*What to produce*. Extract each line of the records below that contains the word "Percentage".

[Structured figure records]
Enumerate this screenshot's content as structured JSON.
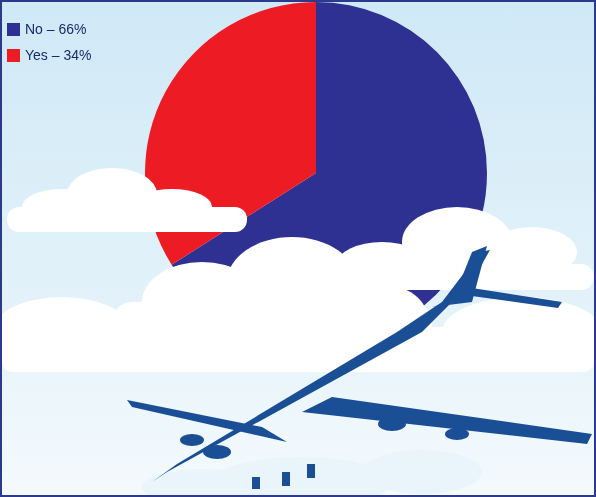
{
  "chart_data": {
    "type": "pie",
    "categories": [
      "No – 66%",
      "Yes – 34%"
    ],
    "values": [
      66,
      34
    ],
    "colors": [
      "#2e3192",
      "#ed1c24"
    ],
    "legend": "top-left"
  }
}
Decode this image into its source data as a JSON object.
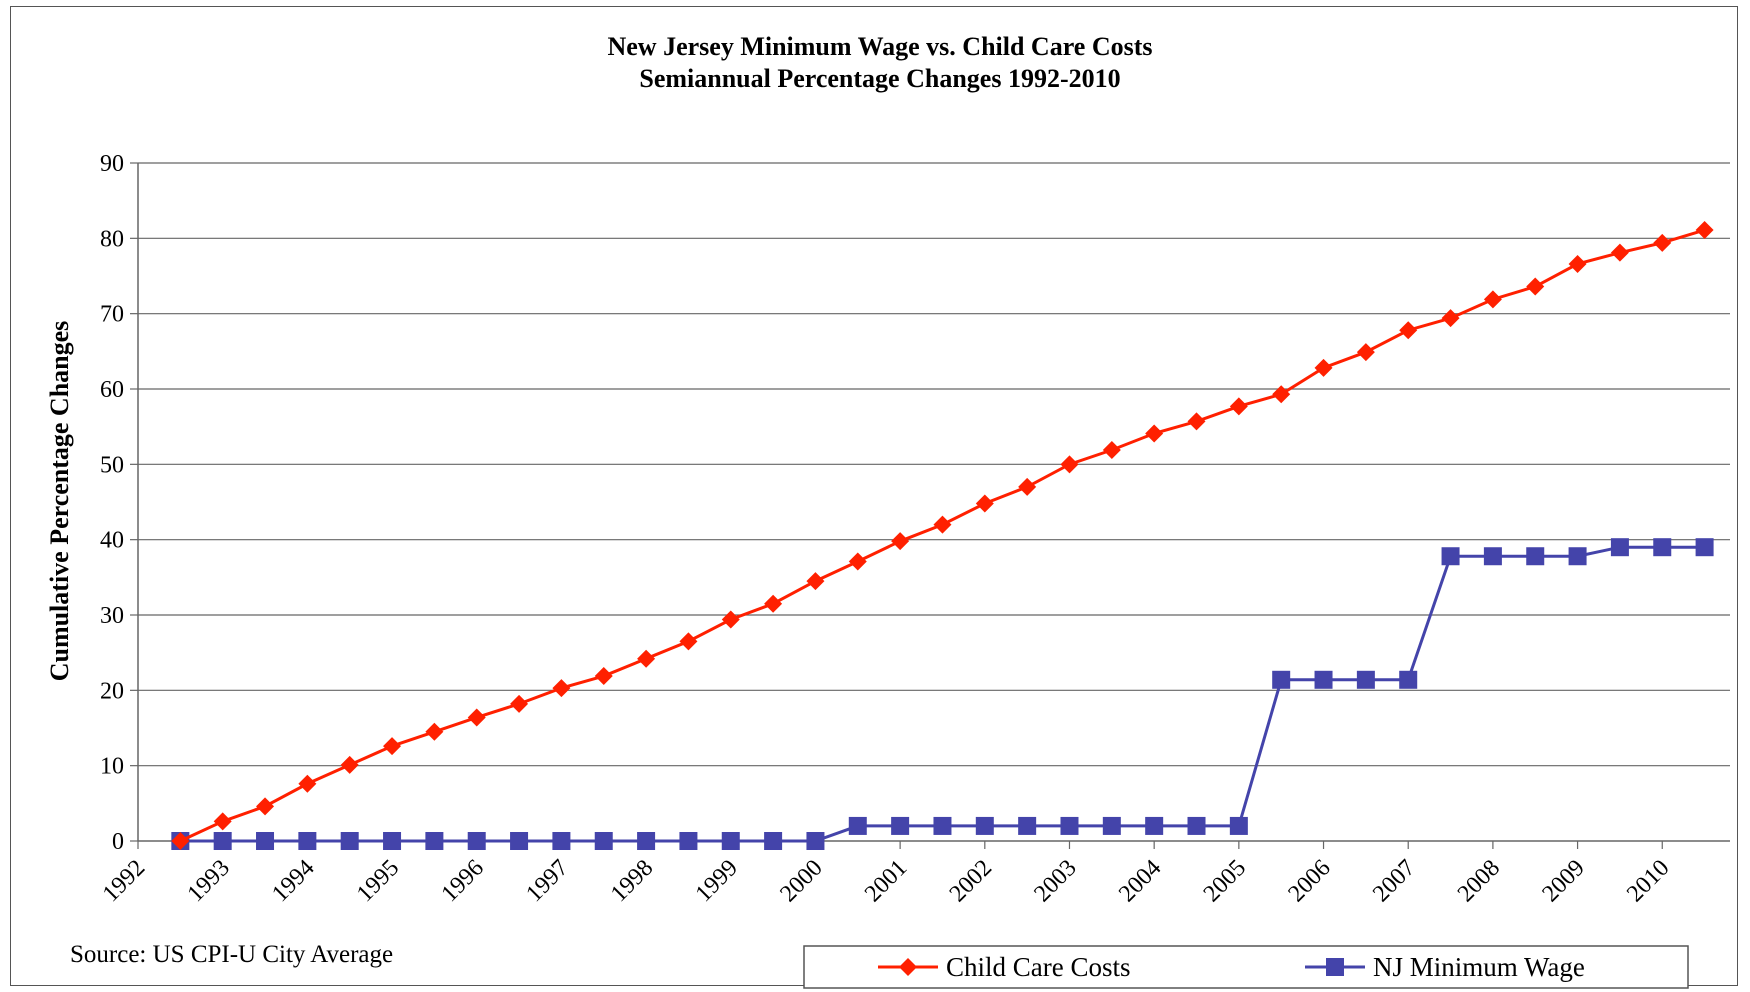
{
  "chart_data": {
    "type": "line",
    "title": "New Jersey Minimum Wage vs. Child Care Costs",
    "subtitle": "Semiannual Percentage Changes 1992-2010",
    "ylabel": "Cumulative Percentage Changes",
    "xlabel": "",
    "ylim": [
      0,
      90
    ],
    "yticks": [
      0,
      10,
      20,
      30,
      40,
      50,
      60,
      70,
      80,
      90
    ],
    "grid": "horizontal",
    "legend_position": "bottom",
    "source": "Source: US CPI-U City Average",
    "year_labels": [
      "1992",
      "1993",
      "1994",
      "1995",
      "1996",
      "1997",
      "1998",
      "1999",
      "2000",
      "2001",
      "2002",
      "2003",
      "2004",
      "2005",
      "2006",
      "2007",
      "2008",
      "2009",
      "2010"
    ],
    "x": [
      "1992.5",
      "1993.0",
      "1993.5",
      "1994.0",
      "1994.5",
      "1995.0",
      "1995.5",
      "1996.0",
      "1996.5",
      "1997.0",
      "1997.5",
      "1998.0",
      "1998.5",
      "1999.0",
      "1999.5",
      "2000.0",
      "2000.5",
      "2001.0",
      "2001.5",
      "2002.0",
      "2002.5",
      "2003.0",
      "2003.5",
      "2004.0",
      "2004.5",
      "2005.0",
      "2005.5",
      "2006.0",
      "2006.5",
      "2007.0",
      "2007.5",
      "2008.0",
      "2008.5",
      "2009.0",
      "2009.5",
      "2010.0",
      "2010.5"
    ],
    "series": [
      {
        "name": "Child Care Costs",
        "color": "#ff2000",
        "marker": "diamond",
        "values": [
          0,
          2.6,
          4.6,
          7.6,
          10.1,
          12.6,
          14.5,
          16.4,
          18.2,
          20.3,
          21.9,
          24.2,
          26.5,
          29.4,
          31.5,
          34.5,
          37.1,
          39.8,
          42.0,
          44.8,
          47.0,
          50.0,
          51.9,
          54.1,
          55.7,
          57.7,
          59.3,
          62.8,
          64.9,
          67.8,
          69.4,
          71.9,
          73.6,
          76.6,
          78.1,
          79.4,
          81.1
        ]
      },
      {
        "name": "NJ Minimum Wage",
        "color": "#4444aa",
        "marker": "square",
        "values": [
          0,
          0,
          0,
          0,
          0,
          0,
          0,
          0,
          0,
          0,
          0,
          0,
          0,
          0,
          0,
          0,
          2.0,
          2.0,
          2.0,
          2.0,
          2.0,
          2.0,
          2.0,
          2.0,
          2.0,
          2.0,
          21.4,
          21.4,
          21.4,
          21.4,
          37.8,
          37.8,
          37.8,
          37.8,
          39.0,
          39.0,
          39.0
        ]
      }
    ]
  }
}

*Written answer*.
    "subtitle": "Semiannual Percentage Changes 1992-2010",
    "ylabel": "Cumulative Percentage Changes",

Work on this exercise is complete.